• **Exercise aim**: In the data, extract each line that holds the string "rgba".

• **Dataset records**:
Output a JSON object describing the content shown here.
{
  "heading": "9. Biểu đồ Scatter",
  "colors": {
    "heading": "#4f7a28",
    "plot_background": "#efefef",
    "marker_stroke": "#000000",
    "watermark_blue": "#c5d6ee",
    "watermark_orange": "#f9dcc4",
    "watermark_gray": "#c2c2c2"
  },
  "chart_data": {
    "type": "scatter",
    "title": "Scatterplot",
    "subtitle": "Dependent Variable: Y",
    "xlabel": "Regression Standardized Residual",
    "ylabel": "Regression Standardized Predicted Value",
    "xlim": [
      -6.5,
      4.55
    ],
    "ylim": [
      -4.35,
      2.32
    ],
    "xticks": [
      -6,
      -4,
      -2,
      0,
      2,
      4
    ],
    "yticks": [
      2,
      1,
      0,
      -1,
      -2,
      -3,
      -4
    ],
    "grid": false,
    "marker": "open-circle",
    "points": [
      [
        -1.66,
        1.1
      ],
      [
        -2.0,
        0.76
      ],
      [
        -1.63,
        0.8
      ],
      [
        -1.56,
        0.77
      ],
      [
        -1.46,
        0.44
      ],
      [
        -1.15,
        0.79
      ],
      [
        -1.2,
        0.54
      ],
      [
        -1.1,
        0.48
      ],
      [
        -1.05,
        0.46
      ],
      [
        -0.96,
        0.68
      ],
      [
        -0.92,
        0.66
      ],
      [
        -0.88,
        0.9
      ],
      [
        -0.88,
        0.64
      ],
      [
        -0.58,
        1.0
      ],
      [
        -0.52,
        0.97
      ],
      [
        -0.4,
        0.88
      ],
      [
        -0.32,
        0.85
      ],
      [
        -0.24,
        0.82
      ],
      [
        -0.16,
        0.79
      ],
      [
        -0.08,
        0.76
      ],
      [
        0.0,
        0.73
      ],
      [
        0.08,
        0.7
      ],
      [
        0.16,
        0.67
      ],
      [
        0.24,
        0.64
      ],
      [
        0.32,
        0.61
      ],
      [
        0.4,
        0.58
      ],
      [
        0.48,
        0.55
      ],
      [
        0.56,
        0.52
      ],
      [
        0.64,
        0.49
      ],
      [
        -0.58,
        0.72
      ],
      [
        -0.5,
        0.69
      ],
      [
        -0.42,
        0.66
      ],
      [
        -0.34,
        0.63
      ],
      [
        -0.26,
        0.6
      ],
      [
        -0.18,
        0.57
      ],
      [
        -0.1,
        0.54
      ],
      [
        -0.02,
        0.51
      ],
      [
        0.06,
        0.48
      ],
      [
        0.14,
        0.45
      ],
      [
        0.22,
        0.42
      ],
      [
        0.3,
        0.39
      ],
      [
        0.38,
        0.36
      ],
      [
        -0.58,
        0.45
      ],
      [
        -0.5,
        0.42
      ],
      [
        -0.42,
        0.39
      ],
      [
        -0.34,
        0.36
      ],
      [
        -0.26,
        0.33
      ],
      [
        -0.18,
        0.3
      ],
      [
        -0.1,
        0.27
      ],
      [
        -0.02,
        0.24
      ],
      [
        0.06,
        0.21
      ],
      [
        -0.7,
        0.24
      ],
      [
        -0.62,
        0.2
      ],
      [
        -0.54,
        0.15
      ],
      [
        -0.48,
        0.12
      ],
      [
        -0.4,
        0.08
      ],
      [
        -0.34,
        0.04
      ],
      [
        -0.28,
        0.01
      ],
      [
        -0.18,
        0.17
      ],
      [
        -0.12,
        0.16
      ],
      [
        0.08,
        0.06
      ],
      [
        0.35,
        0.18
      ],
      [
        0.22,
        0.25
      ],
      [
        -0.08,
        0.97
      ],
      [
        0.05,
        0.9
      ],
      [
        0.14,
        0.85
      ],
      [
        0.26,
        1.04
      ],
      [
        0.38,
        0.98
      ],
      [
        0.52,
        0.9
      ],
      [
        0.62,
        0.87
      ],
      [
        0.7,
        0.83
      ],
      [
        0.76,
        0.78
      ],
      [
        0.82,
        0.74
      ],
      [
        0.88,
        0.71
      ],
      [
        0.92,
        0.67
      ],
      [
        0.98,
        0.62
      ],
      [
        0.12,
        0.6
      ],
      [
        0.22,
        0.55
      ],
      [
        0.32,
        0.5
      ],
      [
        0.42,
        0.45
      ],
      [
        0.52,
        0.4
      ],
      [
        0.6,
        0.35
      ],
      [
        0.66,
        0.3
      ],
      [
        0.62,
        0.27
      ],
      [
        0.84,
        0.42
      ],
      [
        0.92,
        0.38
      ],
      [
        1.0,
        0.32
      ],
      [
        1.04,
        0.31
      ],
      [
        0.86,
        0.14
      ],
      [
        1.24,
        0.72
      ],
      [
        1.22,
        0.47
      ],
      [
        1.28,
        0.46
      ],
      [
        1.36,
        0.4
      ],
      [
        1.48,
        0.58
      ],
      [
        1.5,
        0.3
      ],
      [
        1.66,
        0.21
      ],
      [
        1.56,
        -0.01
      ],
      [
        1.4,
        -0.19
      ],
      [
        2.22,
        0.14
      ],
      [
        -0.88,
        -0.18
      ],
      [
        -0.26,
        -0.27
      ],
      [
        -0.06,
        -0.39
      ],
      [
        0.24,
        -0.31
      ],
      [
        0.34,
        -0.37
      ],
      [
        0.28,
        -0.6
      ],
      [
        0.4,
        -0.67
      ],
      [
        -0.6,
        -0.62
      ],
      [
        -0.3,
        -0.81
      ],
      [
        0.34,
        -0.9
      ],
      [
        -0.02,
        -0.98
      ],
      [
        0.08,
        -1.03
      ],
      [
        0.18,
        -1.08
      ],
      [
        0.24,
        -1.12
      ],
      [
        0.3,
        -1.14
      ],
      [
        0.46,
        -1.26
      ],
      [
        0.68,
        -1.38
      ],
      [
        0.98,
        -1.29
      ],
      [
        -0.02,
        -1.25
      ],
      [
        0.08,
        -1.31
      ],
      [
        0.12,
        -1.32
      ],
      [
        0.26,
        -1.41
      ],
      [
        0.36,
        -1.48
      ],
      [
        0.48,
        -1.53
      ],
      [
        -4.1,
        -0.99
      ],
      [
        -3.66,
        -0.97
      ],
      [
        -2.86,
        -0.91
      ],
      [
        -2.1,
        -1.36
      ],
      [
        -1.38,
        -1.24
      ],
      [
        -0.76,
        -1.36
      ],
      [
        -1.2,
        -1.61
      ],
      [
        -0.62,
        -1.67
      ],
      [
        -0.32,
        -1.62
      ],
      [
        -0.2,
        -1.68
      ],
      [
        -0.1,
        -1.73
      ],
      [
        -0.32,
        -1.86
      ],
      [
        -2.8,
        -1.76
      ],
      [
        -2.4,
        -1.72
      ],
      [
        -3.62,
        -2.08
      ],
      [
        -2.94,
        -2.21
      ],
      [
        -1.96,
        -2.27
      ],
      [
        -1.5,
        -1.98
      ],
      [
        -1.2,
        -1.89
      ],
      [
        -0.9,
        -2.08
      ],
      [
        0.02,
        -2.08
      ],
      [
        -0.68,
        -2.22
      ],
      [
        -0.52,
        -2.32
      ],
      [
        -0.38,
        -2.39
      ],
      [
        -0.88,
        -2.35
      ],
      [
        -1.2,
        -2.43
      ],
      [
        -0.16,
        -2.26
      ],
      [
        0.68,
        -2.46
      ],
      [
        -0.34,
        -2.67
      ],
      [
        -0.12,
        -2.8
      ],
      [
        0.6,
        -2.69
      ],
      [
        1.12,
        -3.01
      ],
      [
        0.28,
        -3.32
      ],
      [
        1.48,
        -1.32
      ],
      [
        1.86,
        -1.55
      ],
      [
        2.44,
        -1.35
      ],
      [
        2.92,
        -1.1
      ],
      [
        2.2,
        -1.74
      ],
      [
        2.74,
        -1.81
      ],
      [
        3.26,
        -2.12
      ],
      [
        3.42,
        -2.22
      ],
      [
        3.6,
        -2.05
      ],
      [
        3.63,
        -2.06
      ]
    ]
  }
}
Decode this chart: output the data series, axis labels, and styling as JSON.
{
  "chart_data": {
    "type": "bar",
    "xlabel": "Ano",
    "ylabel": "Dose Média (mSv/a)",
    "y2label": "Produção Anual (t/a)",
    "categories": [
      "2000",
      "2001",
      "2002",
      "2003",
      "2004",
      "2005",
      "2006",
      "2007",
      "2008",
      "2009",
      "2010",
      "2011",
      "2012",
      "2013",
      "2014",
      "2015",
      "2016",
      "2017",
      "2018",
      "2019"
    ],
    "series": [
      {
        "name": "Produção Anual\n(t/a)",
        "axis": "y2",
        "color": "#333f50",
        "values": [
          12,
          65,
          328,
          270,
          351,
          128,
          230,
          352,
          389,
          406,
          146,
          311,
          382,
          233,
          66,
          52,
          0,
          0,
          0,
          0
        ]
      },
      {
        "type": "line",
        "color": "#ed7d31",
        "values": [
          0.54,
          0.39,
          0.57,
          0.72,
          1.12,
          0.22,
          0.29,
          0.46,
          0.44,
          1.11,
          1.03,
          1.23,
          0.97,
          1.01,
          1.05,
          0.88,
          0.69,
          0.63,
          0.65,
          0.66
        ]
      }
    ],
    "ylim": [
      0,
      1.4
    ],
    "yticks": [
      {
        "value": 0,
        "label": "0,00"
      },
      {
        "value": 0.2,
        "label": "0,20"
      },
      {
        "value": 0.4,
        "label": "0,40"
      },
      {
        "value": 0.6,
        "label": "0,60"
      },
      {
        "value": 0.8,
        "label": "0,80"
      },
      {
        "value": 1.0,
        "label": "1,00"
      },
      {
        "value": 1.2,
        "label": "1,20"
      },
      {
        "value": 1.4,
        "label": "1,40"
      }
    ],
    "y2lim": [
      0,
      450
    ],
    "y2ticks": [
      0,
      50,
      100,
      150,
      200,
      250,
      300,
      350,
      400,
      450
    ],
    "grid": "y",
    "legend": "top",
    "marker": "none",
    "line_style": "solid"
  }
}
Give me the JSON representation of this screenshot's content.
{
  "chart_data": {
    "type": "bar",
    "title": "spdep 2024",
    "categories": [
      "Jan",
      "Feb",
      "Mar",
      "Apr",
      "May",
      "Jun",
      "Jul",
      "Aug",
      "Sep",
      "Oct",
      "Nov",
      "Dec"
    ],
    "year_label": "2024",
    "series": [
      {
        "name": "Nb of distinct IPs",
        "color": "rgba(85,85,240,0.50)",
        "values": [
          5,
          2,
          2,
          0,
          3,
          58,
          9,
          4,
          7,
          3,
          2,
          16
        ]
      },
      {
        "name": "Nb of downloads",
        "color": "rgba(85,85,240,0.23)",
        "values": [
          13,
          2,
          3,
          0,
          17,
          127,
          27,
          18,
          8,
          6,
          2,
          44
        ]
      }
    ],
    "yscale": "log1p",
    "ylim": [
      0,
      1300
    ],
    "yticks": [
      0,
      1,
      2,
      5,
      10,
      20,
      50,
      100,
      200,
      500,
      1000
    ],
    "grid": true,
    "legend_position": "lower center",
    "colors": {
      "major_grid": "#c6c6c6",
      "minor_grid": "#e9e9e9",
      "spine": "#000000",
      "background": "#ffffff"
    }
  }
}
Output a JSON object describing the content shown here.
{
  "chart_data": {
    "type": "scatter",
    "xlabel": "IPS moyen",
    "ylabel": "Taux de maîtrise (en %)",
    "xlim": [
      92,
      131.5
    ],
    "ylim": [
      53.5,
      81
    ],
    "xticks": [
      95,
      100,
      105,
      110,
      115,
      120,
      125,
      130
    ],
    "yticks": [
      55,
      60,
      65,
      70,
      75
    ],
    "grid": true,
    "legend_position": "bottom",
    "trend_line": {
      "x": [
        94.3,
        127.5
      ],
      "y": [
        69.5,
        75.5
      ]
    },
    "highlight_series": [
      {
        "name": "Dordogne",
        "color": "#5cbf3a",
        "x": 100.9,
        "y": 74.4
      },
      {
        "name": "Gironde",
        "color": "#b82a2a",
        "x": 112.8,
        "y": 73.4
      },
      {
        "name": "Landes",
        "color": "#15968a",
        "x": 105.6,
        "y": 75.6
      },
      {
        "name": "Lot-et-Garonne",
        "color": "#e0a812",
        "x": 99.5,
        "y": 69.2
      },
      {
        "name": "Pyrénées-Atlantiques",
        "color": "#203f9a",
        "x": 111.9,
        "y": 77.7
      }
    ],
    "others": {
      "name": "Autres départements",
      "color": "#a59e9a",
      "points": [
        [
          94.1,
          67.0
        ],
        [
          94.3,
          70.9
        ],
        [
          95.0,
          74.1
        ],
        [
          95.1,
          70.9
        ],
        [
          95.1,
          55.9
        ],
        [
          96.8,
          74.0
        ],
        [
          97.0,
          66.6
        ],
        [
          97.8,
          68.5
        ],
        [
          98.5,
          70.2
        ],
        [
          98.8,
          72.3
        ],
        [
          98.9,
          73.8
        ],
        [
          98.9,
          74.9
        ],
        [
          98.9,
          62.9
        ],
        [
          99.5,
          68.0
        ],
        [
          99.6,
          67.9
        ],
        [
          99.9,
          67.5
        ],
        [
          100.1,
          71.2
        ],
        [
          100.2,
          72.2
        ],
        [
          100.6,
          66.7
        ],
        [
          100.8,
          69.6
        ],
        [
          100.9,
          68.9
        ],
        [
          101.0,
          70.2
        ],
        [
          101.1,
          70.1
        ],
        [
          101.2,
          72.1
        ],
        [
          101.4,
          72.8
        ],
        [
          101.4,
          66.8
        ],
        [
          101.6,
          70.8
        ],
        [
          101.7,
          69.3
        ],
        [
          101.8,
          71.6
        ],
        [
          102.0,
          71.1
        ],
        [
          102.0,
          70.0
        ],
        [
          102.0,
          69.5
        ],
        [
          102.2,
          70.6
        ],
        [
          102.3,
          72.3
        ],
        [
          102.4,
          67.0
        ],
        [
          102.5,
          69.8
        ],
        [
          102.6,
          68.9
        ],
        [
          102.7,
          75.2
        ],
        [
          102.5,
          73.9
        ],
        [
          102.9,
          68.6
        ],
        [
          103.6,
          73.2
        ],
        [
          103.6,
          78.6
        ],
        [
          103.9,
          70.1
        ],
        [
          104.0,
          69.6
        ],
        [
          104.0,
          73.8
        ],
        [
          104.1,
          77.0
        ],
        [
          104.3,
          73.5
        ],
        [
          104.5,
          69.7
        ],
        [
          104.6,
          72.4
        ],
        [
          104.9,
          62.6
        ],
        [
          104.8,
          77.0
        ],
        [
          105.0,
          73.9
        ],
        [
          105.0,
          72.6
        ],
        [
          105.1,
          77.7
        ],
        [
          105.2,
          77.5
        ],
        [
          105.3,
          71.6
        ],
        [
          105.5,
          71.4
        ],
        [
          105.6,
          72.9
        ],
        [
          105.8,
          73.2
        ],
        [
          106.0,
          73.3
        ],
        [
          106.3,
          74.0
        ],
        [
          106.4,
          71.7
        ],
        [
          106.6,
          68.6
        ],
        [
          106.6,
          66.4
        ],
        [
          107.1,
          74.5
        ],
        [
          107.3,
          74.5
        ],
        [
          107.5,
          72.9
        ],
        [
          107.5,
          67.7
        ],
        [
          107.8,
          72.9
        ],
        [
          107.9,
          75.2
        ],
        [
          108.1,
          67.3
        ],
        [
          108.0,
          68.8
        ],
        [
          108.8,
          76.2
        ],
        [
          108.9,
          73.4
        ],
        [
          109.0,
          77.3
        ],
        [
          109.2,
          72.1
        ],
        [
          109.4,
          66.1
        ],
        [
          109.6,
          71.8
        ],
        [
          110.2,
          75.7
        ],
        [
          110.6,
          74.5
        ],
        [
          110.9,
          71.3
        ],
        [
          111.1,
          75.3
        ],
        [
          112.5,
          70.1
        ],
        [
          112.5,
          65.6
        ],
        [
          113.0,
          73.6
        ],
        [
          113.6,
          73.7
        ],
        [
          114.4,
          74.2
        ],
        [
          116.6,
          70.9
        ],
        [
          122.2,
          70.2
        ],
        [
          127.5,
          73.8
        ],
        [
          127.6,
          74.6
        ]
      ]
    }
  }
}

• **Task result**:
        "color": "rgba(85,85,240,0.50)",
        "color": "rgba(85,85,240,0.23)",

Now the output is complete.